■ EXERCISE BRIEF:
I would like the listing below retyped exactly, line by line.

■ MATERIAL FOR THIS TASK:

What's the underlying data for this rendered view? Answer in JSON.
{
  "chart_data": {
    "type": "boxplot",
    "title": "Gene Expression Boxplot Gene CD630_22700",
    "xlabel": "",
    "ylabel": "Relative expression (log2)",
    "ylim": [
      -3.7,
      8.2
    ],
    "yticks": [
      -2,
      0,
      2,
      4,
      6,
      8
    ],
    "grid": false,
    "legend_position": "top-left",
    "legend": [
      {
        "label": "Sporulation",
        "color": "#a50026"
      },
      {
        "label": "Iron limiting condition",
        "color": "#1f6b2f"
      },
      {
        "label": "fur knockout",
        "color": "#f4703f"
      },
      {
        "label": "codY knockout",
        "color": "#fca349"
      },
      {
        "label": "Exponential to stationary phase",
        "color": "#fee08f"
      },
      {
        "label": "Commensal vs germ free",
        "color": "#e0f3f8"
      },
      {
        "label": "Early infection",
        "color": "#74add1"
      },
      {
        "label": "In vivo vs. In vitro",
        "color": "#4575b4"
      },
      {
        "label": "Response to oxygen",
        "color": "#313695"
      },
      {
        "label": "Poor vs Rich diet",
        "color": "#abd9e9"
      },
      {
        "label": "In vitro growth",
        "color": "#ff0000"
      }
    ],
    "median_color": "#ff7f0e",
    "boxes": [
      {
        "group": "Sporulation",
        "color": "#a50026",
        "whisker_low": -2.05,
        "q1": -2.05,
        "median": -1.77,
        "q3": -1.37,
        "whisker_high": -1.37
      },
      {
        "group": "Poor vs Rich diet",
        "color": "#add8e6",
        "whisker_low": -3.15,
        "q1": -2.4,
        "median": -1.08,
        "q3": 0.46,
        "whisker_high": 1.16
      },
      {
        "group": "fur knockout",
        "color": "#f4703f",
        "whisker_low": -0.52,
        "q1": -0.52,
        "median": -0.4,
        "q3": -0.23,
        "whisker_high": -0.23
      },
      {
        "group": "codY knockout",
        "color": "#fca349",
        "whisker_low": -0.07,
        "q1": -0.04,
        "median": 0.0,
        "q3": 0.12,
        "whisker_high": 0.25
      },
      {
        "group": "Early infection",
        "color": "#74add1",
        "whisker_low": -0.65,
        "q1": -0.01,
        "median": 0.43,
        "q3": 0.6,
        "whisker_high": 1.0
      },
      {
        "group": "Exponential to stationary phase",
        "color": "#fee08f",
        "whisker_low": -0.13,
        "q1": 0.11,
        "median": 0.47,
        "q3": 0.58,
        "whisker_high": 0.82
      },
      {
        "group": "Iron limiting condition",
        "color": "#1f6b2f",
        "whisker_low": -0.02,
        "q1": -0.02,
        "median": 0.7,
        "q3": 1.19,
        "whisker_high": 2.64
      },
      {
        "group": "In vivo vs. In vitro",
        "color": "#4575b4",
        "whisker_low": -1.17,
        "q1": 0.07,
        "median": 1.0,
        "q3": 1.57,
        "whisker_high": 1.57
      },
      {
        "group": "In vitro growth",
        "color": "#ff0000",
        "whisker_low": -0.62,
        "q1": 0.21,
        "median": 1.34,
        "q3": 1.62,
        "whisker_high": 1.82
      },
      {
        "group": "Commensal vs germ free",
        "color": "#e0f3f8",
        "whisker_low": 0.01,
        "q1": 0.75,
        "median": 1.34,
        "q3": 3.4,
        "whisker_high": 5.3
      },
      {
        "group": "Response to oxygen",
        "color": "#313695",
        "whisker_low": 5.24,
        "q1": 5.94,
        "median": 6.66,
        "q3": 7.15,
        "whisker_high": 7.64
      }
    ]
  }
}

■ EXPECTED ANSWER:
What's the underlying data for this rendered view? Answer in JSON.
{
  "chart_data": {
    "type": "boxplot",
    "title": "Gene Expression Boxplot Gene CD630_22700",
    "xlabel": "",
    "ylabel": "Relative expression (log2)",
    "ylim": [
      -3.7,
      8.2
    ],
    "yticks": [
      -2,
      0,
      2,
      4,
      6,
      8
    ],
    "grid": false,
    "legend_position": "top-left",
    "legend": [
      {
        "label": "Sporulation",
        "color": "#a50026"
      },
      {
        "label": "Iron limiting condition",
        "color": "#1f6b2f"
      },
      {
        "label": "fur knockout",
        "color": "#f4703f"
      },
      {
        "label": "codY knockout",
        "color": "#fca349"
      },
      {
        "label": "Exponential to stationary phase",
        "color": "#fee08f"
      },
      {
        "label": "Commensal vs germ free",
        "color": "#e0f3f8"
      },
      {
        "label": "Early infection",
        "color": "#74add1"
      },
      {
        "label": "In vivo vs. In vitro",
        "color": "#4575b4"
      },
      {
        "label": "Response to oxygen",
        "color": "#313695"
      },
      {
        "label": "Poor vs Rich diet",
        "color": "#abd9e9"
      },
      {
        "label": "In vitro growth",
        "color": "#ff0000"
      }
    ],
    "median_color": "#ff7f0e",
    "boxes": [
      {
        "group": "Sporulation",
        "color": "#a50026",
        "whisker_low": -2.05,
        "q1": -2.05,
        "median": -1.77,
        "q3": -1.37,
        "whisker_high": -1.37
      },
      {
        "group": "Poor vs Rich diet",
        "color": "#add8e6",
        "whisker_low": -3.15,
        "q1": -2.4,
        "median": -1.08,
        "q3": 0.46,
        "whisker_high": 1.16
      },
      {
        "group": "fur knockout",
        "color": "#f4703f",
        "whisker_low": -0.52,
        "q1": -0.52,
        "median": -0.4,
        "q3": -0.23,
        "whisker_high": -0.23
      },
      {
        "group": "codY knockout",
        "color": "#fca349",
        "whisker_low": -0.07,
        "q1": -0.04,
        "median": 0.0,
        "q3": 0.12,
        "whisker_high": 0.25
      },
      {
        "group": "Early infection",
        "color": "#74add1",
        "whisker_low": -0.65,
        "q1": -0.01,
        "median": 0.43,
        "q3": 0.6,
        "whisker_high": 1.0
      },
      {
        "group": "Exponential to stationary phase",
        "color": "#fee08f",
        "whisker_low": -0.13,
        "q1": 0.11,
        "median": 0.47,
        "q3": 0.58,
        "whisker_high": 0.82
      },
      {
        "group": "Iron limiting condition",
        "color": "#1f6b2f",
        "whisker_low": -0.02,
        "q1": -0.02,
        "median": 0.7,
        "q3": 1.19,
        "whisker_high": 2.64
      },
      {
        "group": "In vivo vs. In vitro",
        "color": "#4575b4",
        "whisker_low": -1.17,
        "q1": 0.07,
        "median": 1.0,
        "q3": 1.57,
        "whisker_high": 1.57
      },
      {
        "group": "In vitro growth",
        "color": "#ff0000",
        "whisker_low": -0.62,
        "q1": 0.21,
        "median": 1.34,
        "q3": 1.62,
        "whisker_high": 1.82
      },
      {
        "group": "Commensal vs germ free",
        "color": "#e0f3f8",
        "whisker_low": 0.01,
        "q1": 0.75,
        "median": 1.34,
        "q3": 3.4,
        "whisker_high": 5.3
      },
      {
        "group": "Response to oxygen",
        "color": "#313695",
        "whisker_low": 5.24,
        "q1": 5.94,
        "median": 6.66,
        "q3": 7.15,
        "whisker_high": 7.64
      }
    ]
  }
}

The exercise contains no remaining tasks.